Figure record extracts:
━━━━

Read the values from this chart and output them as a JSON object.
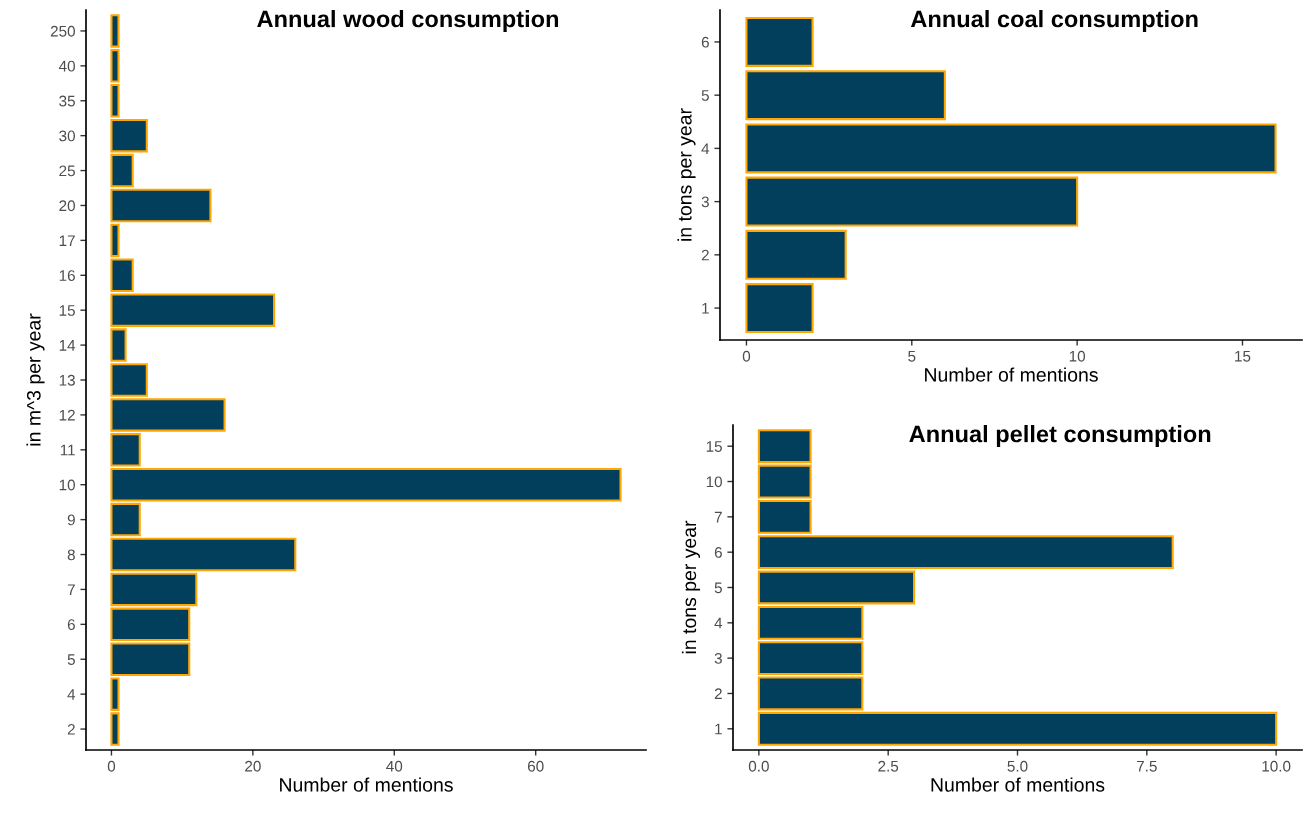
{
  "chart_data": [
    {
      "type": "bar",
      "orientation": "horizontal",
      "title": "Annual wood consumption",
      "xlabel": "Number of mentions",
      "ylabel": "in m^3 per year",
      "categories": [
        "250",
        "40",
        "35",
        "30",
        "25",
        "20",
        "17",
        "16",
        "15",
        "14",
        "13",
        "12",
        "11",
        "10",
        "9",
        "8",
        "7",
        "6",
        "5",
        "4",
        "2"
      ],
      "values": [
        1,
        1,
        1,
        5,
        3,
        14,
        1,
        3,
        23,
        2,
        5,
        16,
        4,
        72,
        4,
        26,
        12,
        11,
        11,
        1,
        1
      ],
      "color": "#023f5c",
      "xlim": [
        -3.6,
        75.6
      ],
      "xticks": [
        0,
        20,
        40,
        60
      ]
    },
    {
      "type": "bar",
      "orientation": "horizontal",
      "title": "Annual coal consumption",
      "xlabel": "Number of mentions",
      "ylabel": "in tons per year",
      "categories": [
        "6",
        "5",
        "4",
        "3",
        "2",
        "1"
      ],
      "values": [
        2,
        6,
        16,
        10,
        3,
        2
      ],
      "color": "#023f5c",
      "xlim": [
        -0.8,
        16.8
      ],
      "xticks": [
        0,
        5,
        10,
        15
      ]
    },
    {
      "type": "bar",
      "orientation": "horizontal",
      "title": "Annual pellet consumption",
      "xlabel": "Number of mentions",
      "ylabel": "in tons per year",
      "categories": [
        "15",
        "10",
        "7",
        "6",
        "5",
        "4",
        "3",
        "2",
        "1"
      ],
      "values": [
        1,
        1,
        1,
        8,
        3,
        2,
        2,
        2,
        10
      ],
      "color": "#023f5c",
      "xlim": [
        -0.5,
        10.5
      ],
      "xticks": [
        {
          "value": 0,
          "label": "0.0"
        },
        {
          "value": 2.5,
          "label": "2.5"
        },
        {
          "value": 5,
          "label": "5.0"
        },
        {
          "value": 7.5,
          "label": "7.5"
        },
        {
          "value": 10,
          "label": "10.0"
        }
      ]
    }
  ]
}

━━━━

* _Work to be completed_
Pictures are excluded; repeat every record exactly.

* _Task answer_
Read the values from this chart and output them as a JSON object.
{
  "chart_data": [
    {
      "type": "bar",
      "orientation": "horizontal",
      "title": "Annual wood consumption",
      "xlabel": "Number of mentions",
      "ylabel": "in m^3 per year",
      "categories": [
        "250",
        "40",
        "35",
        "30",
        "25",
        "20",
        "17",
        "16",
        "15",
        "14",
        "13",
        "12",
        "11",
        "10",
        "9",
        "8",
        "7",
        "6",
        "5",
        "4",
        "2"
      ],
      "values": [
        1,
        1,
        1,
        5,
        3,
        14,
        1,
        3,
        23,
        2,
        5,
        16,
        4,
        72,
        4,
        26,
        12,
        11,
        11,
        1,
        1
      ],
      "color": "#023f5c",
      "xlim": [
        -3.6,
        75.6
      ],
      "xticks": [
        0,
        20,
        40,
        60
      ]
    },
    {
      "type": "bar",
      "orientation": "horizontal",
      "title": "Annual coal consumption",
      "xlabel": "Number of mentions",
      "ylabel": "in tons per year",
      "categories": [
        "6",
        "5",
        "4",
        "3",
        "2",
        "1"
      ],
      "values": [
        2,
        6,
        16,
        10,
        3,
        2
      ],
      "color": "#023f5c",
      "xlim": [
        -0.8,
        16.8
      ],
      "xticks": [
        0,
        5,
        10,
        15
      ]
    },
    {
      "type": "bar",
      "orientation": "horizontal",
      "title": "Annual pellet consumption",
      "xlabel": "Number of mentions",
      "ylabel": "in tons per year",
      "categories": [
        "15",
        "10",
        "7",
        "6",
        "5",
        "4",
        "3",
        "2",
        "1"
      ],
      "values": [
        1,
        1,
        1,
        8,
        3,
        2,
        2,
        2,
        10
      ],
      "color": "#023f5c",
      "xlim": [
        -0.5,
        10.5
      ],
      "xticks": [
        {
          "value": 0,
          "label": "0.0"
        },
        {
          "value": 2.5,
          "label": "2.5"
        },
        {
          "value": 5,
          "label": "5.0"
        },
        {
          "value": 7.5,
          "label": "7.5"
        },
        {
          "value": 10,
          "label": "10.0"
        }
      ]
    }
  ]
}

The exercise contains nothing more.